**DIRECTIONS**. For the material that follows, list every line containing the word "Company".
____________________
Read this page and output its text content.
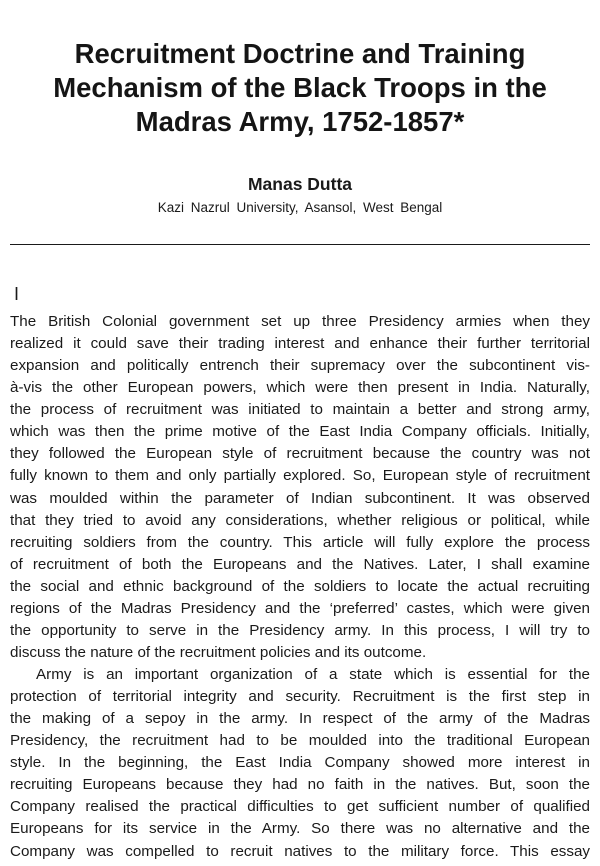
Recruitment Doctrine and Training
Mechanism of the Black Troops in the
Madras Army, 1752-1857*

Manas Dutta

Kazi Nazrul University, Asansol, West Bengal

I

The British Colonial government set up three Presidency armies when they

realized it could save their trading interest and enhance their further territorial

expansion and politically entrench their supremacy over the subcontinent vis-

à-vis the other European powers, which were then present in India. Naturally,

the process of recruitment was initiated to maintain a better and strong army,

which was then the prime motive of the East India Company officials. Initially,

they followed the European style of recruitment because the country was not

fully known to them and only partially explored. So, European style of recruitment

was moulded within the parameter of Indian subcontinent. It was observed

that they tried to avoid any considerations, whether religious or political, while

recruiting soldiers from the country. This article will fully explore the process

of recruitment of both the Europeans and the Natives. Later, I shall examine

the social and ethnic background of the soldiers to locate the actual recruiting

regions of the Madras Presidency and the ‘preferred’ castes, which were given

the opportunity to serve in the Presidency army. In this process, I will try to

discuss the nature of the recruitment policies and its outcome.

Army is an important organization of a state which is essential for the

protection of territorial integrity and security. Recruitment is the first step in

the making of a sepoy in the army. In respect of the army of the Madras

Presidency, the recruitment had to be moulded into the traditional European

style. In the beginning, the East India Company showed more interest in

recruiting Europeans because they had no faith in the natives. But, soon the

Company realised the practical difficulties to get sufficient number of qualified

Europeans for its service in the Army. So there was no alternative and the

Company was compelled to recruit natives to the military force. This essay
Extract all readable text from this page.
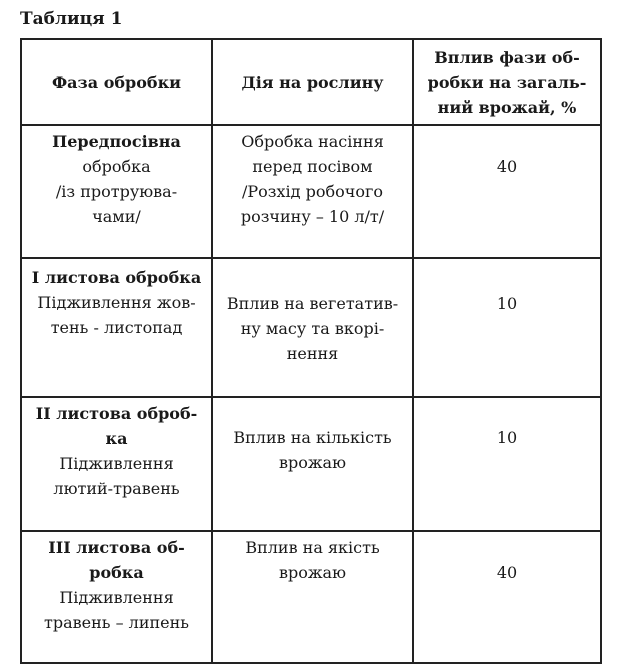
Таблиця 1
Фаза обробки	Дія на рослину	Вплив фази об-
робки на загаль-
ний врожай, %

Передпосівна
обробка
/із протруюва-
чами/	Обробка насіння
перед посівом
/Розхід робочого
розчину – 10 л/т/	40

I листова обробка
Підживлення жов-
тень - листопад	Вплив на вегетатив-
ну масу та вкорі-
нення	10

II листова оброб-
ка
Підживлення
лютий-травень	Вплив на кількість
врожаю	10

III листова об-
робка
Підживлення
травень – липень	Вплив на якість
врожаю	40
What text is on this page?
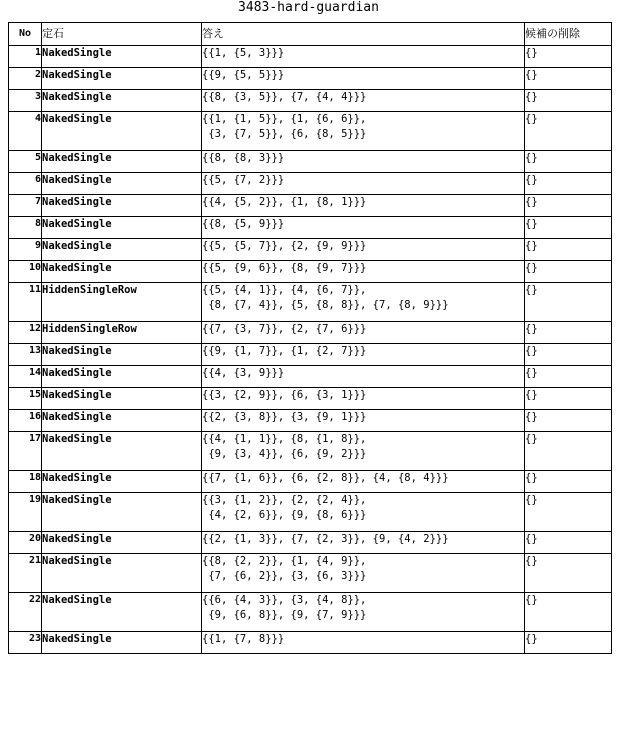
3483-hard-guardian
No	定石	答え	候補の削除
1	NakedSingle	{{1, {5, 3}}}	{}
2	NakedSingle	{{9, {5, 5}}}	{}
3	NakedSingle	{{8, {3, 5}}, {7, {4, 4}}}	{}
4	NakedSingle	{{1, {1, 5}}, {1, {6, 6}},
{3, {7, 5}}, {6, {8, 5}}}	{}
5	NakedSingle	{{8, {8, 3}}}	{}
6	NakedSingle	{{5, {7, 2}}}	{}
7	NakedSingle	{{4, {5, 2}}, {1, {8, 1}}}	{}
8	NakedSingle	{{8, {5, 9}}}	{}
9	NakedSingle	{{5, {5, 7}}, {2, {9, 9}}}	{}
10	NakedSingle	{{5, {9, 6}}, {8, {9, 7}}}	{}
11	HiddenSingleRow	{{5, {4, 1}}, {4, {6, 7}},
{8, {7, 4}}, {5, {8, 8}}, {7, {8, 9}}}	{}
12	HiddenSingleRow	{{7, {3, 7}}, {2, {7, 6}}}	{}
13	NakedSingle	{{9, {1, 7}}, {1, {2, 7}}}	{}
14	NakedSingle	{{4, {3, 9}}}	{}
15	NakedSingle	{{3, {2, 9}}, {6, {3, 1}}}	{}
16	NakedSingle	{{2, {3, 8}}, {3, {9, 1}}}	{}
17	NakedSingle	{{4, {1, 1}}, {8, {1, 8}},
{9, {3, 4}}, {6, {9, 2}}}	{}
18	NakedSingle	{{7, {1, 6}}, {6, {2, 8}}, {4, {8, 4}}}	{}
19	NakedSingle	{{3, {1, 2}}, {2, {2, 4}},
{4, {2, 6}}, {9, {8, 6}}}	{}
20	NakedSingle	{{2, {1, 3}}, {7, {2, 3}}, {9, {4, 2}}}	{}
21	NakedSingle	{{8, {2, 2}}, {1, {4, 9}},
{7, {6, 2}}, {3, {6, 3}}}	{}
22	NakedSingle	{{6, {4, 3}}, {3, {4, 8}},
{9, {6, 8}}, {9, {7, 9}}}	{}
23	NakedSingle	{{1, {7, 8}}}	{}
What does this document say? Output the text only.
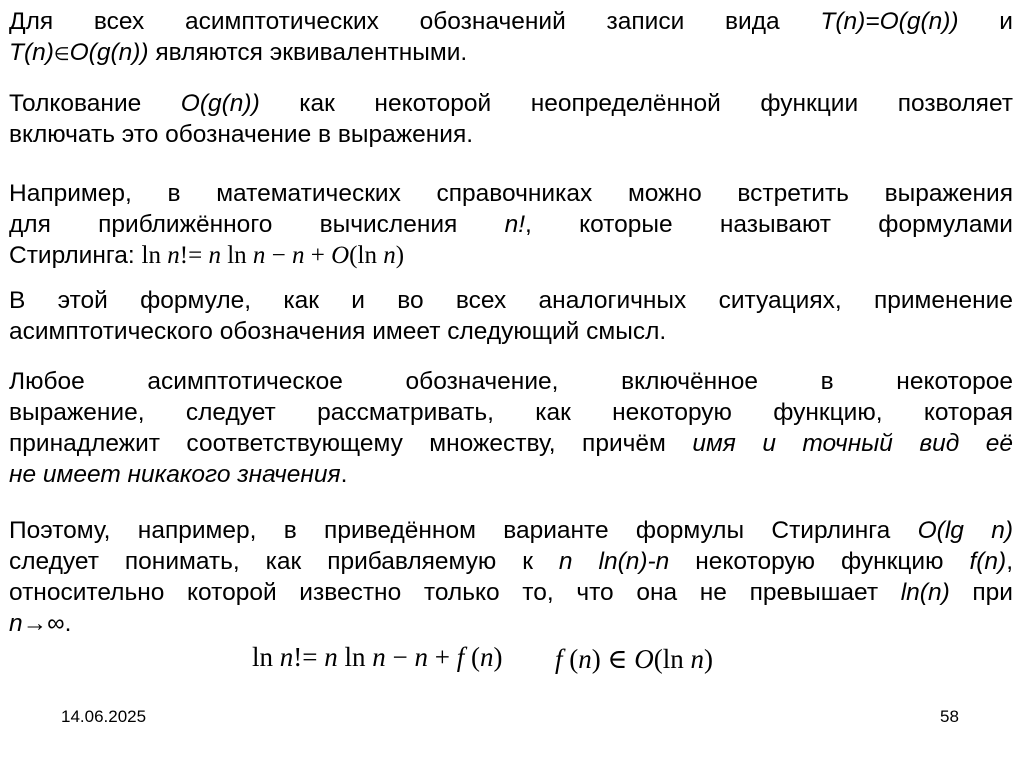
Для всех асимптотических обозначений записи вида T(n)=O(g(n)) и
T(n)∈O(g(n)) являются эквивалентными.
Толкование O(g(n)) как некоторой неопределённой функции позволяет
включать это обозначение в выражения.
Например, в математических справочниках можно встретить выражения
для приближённого вычисления n!, которые называют формулами
Стирлинга: ln n!= n ln n − n + O(ln n)
В этой формуле, как и во всех аналогичных ситуациях, применение
асимптотического обозначения имеет следующий смысл.
Любое асимптотическое обозначение, включённое в некоторое
выражение, следует рассматривать, как некоторую функцию, которая
принадлежит соответствующему множеству, причём имя и точный вид её
не имеет никакого значения.
Поэтому, например, в приведённом варианте формулы Стирлинга O(lg n)
следует понимать, как прибавляемую к n ln(n)-n некоторую функцию f(n),
относительно которой известно только то, что она не превышает ln(n) при
n→∞.
ln n!= n ln n − n + f (n) f (n) ∈ O(ln n)
14.06.2025	58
____________________
**FULL SOLUTION**.
which was then the prime motive of the East India Company officials. Initially,
style. In the beginning, the East India Company showed more interest in
Company realised the practical difficulties to get sufficient number of qualified
Company was compelled to recruit natives to the military force. This essay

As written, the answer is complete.